Convert the lines from the start of the material through the line containing "row-today-max: 33.09 <box>1857" into a JSON list of strings, with one string per line and blank lines omitted.

begin TASK INPUT

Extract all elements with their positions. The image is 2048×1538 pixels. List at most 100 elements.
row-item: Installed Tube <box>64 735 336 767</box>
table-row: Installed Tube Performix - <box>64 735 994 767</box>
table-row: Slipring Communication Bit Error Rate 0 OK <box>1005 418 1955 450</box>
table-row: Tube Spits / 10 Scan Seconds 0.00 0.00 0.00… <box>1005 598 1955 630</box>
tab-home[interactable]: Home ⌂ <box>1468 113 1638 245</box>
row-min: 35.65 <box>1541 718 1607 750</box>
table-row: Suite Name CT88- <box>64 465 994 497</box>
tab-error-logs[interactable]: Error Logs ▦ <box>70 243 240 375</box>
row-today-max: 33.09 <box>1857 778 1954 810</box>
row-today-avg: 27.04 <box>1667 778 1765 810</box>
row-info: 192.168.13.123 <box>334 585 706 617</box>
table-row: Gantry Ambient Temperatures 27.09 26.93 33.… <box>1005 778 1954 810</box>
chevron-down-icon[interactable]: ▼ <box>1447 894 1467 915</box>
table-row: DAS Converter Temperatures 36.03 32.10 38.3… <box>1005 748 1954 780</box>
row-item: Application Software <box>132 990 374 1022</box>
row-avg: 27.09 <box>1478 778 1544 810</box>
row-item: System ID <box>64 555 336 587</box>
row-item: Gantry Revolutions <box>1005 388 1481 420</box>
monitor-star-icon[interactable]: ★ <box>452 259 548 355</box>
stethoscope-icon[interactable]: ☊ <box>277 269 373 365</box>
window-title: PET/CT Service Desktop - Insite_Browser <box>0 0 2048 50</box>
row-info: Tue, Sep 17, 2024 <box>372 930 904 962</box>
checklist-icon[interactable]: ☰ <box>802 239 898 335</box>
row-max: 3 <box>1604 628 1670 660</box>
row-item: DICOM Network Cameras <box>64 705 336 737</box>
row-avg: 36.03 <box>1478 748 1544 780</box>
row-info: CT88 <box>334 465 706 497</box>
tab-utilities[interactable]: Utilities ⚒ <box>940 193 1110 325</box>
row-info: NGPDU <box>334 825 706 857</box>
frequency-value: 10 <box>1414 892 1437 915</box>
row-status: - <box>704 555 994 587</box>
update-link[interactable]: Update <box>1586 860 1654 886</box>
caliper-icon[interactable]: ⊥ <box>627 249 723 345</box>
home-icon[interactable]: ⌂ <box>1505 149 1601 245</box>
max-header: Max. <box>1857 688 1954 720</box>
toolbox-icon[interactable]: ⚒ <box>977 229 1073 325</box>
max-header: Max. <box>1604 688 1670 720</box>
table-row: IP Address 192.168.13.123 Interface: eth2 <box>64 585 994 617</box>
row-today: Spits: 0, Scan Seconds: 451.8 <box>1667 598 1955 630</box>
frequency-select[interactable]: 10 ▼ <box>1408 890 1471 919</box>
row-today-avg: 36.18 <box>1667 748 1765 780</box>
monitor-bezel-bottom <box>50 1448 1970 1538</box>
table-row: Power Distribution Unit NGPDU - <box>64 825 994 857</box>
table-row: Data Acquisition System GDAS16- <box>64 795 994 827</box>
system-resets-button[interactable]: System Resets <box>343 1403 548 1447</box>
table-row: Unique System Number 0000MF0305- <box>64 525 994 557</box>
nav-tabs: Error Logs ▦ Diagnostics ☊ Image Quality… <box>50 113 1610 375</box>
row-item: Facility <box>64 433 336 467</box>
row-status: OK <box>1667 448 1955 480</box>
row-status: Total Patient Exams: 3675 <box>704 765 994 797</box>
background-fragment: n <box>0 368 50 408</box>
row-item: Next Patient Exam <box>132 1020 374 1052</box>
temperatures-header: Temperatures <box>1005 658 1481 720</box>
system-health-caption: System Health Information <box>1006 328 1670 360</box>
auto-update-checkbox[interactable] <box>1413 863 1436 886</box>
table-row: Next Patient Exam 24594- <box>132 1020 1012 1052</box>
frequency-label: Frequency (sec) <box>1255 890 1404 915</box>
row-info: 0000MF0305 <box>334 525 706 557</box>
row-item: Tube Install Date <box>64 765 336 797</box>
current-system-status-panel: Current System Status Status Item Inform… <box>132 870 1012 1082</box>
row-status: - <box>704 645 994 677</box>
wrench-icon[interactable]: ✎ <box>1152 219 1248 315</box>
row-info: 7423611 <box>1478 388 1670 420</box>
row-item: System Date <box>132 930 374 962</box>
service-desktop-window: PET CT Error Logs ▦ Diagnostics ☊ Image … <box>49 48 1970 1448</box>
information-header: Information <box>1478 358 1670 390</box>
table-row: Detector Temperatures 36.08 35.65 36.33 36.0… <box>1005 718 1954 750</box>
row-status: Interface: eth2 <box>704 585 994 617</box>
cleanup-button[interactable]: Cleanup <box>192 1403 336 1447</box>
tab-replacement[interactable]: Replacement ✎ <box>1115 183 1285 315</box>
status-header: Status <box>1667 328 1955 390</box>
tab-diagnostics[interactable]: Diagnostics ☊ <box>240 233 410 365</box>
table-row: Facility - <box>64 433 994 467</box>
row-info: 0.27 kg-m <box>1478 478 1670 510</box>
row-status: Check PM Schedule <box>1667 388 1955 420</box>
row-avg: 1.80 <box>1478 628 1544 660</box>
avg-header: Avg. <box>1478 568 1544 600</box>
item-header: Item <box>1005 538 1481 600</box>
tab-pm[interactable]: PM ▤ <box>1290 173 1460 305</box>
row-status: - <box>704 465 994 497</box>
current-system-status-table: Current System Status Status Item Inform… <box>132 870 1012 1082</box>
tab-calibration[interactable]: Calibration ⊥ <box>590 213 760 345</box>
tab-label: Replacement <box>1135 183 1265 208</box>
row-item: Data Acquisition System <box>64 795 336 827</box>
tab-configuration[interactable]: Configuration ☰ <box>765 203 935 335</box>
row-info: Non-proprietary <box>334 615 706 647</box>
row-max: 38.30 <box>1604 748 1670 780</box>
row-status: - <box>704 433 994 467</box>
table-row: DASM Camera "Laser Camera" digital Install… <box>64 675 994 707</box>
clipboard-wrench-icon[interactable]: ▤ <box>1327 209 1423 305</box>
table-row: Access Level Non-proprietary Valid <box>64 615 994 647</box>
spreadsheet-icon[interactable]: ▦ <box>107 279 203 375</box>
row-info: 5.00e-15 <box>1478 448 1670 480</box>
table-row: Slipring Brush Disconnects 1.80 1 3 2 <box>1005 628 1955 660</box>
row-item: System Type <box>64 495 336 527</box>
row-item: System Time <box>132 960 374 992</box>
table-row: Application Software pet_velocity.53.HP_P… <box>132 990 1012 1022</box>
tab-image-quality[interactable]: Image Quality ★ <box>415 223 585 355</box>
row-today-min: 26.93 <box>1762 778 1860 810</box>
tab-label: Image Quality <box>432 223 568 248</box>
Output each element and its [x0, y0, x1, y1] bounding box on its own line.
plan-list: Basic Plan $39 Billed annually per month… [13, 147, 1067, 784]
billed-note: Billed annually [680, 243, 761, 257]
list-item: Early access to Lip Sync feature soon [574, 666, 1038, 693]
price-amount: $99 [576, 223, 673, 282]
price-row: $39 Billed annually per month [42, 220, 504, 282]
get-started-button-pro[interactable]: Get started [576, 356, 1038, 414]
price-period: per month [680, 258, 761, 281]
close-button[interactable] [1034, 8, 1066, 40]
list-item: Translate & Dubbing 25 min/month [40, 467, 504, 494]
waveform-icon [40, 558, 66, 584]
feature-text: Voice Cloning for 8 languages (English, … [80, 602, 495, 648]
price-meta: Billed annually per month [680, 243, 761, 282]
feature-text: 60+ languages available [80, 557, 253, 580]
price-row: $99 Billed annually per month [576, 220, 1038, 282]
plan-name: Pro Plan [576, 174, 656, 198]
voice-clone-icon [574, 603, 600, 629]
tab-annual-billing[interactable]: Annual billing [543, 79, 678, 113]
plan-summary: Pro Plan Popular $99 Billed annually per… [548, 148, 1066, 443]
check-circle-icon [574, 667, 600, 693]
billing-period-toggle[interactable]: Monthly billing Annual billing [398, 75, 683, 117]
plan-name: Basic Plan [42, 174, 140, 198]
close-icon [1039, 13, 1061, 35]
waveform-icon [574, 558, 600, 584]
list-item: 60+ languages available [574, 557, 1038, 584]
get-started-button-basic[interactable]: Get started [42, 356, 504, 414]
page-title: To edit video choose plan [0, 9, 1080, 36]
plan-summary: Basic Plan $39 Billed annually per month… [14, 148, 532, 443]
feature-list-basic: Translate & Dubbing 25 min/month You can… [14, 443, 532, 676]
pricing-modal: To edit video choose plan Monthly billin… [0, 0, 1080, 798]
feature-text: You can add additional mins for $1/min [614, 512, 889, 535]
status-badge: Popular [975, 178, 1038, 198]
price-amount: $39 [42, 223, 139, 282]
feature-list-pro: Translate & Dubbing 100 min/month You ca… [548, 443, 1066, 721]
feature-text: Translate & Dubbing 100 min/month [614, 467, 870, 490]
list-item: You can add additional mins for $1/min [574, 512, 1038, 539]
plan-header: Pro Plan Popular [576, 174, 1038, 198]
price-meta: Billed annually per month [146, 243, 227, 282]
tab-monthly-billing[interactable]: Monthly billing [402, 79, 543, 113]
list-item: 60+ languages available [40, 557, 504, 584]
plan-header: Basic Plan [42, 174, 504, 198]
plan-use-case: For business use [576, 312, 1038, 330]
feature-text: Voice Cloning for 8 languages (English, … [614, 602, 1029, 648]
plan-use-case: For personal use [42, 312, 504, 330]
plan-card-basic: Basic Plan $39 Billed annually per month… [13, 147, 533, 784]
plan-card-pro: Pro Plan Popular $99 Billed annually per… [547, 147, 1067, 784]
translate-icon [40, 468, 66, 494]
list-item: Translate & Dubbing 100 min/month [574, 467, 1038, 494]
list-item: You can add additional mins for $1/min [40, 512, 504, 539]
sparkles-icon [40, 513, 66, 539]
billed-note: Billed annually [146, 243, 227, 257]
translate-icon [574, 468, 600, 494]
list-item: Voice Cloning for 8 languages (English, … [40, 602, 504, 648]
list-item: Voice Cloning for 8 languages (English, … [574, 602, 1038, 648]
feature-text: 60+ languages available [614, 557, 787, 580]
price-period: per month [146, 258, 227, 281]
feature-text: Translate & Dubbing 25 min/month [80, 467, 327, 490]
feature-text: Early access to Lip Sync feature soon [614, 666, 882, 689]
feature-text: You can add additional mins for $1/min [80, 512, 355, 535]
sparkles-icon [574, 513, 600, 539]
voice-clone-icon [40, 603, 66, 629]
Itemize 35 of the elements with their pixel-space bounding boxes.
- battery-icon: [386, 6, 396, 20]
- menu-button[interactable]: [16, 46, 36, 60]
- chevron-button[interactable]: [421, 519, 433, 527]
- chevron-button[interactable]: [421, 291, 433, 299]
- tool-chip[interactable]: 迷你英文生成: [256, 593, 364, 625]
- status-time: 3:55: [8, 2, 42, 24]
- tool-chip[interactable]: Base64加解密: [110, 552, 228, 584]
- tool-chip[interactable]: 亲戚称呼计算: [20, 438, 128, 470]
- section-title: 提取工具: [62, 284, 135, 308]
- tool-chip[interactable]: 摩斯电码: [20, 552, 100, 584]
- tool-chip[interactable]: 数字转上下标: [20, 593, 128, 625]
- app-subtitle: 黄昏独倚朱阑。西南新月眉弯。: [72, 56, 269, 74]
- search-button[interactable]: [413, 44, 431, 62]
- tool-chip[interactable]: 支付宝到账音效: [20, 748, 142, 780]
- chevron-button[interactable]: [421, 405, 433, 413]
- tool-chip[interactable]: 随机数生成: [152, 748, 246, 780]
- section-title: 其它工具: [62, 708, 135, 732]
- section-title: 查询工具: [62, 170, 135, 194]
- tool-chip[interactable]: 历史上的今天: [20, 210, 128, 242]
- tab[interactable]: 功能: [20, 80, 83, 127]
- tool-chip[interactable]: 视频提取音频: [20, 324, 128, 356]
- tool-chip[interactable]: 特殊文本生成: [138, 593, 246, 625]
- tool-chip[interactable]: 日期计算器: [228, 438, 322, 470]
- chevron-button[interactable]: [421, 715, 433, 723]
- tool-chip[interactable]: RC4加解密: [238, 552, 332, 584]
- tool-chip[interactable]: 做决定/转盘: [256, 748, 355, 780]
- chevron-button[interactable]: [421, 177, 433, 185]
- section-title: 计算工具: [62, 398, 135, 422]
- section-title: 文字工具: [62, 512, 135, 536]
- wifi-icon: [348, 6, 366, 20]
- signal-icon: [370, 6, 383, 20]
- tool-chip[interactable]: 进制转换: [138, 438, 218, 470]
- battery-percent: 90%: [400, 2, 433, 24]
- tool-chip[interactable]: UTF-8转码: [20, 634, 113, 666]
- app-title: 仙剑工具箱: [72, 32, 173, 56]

end TASK INPUT

**RESULT BELOW:**
[
  "Extract all elements with their positions. The image is 2048×1538 pixels. List at most 100 elements.",
  "row-item: Installed Tube <box>64 735 336 767</box>",
  "table-row: Installed Tube Performix - <box>64 735 994 767</box>",
  "table-row: Slipring Communication Bit Error Rate 0 OK <box>1005 418 1955 450</box>",
  "table-row: Tube Spits / 10 Scan Seconds 0.00 0.00 0.00… <box>1005 598 1955 630</box>",
  "tab-home[interactable]: Home ⌂ <box>1468 113 1638 245</box>",
  "row-min: 35.65 <box>1541 718 1607 750</box>",
  "table-row: Suite Name CT88- <box>64 465 994 497</box>",
  "tab-error-logs[interactable]: Error Logs ▦ <box>70 243 240 375</box>",
  "row-today-max: 33.09 <box>1857 778 1954 810</box>"
]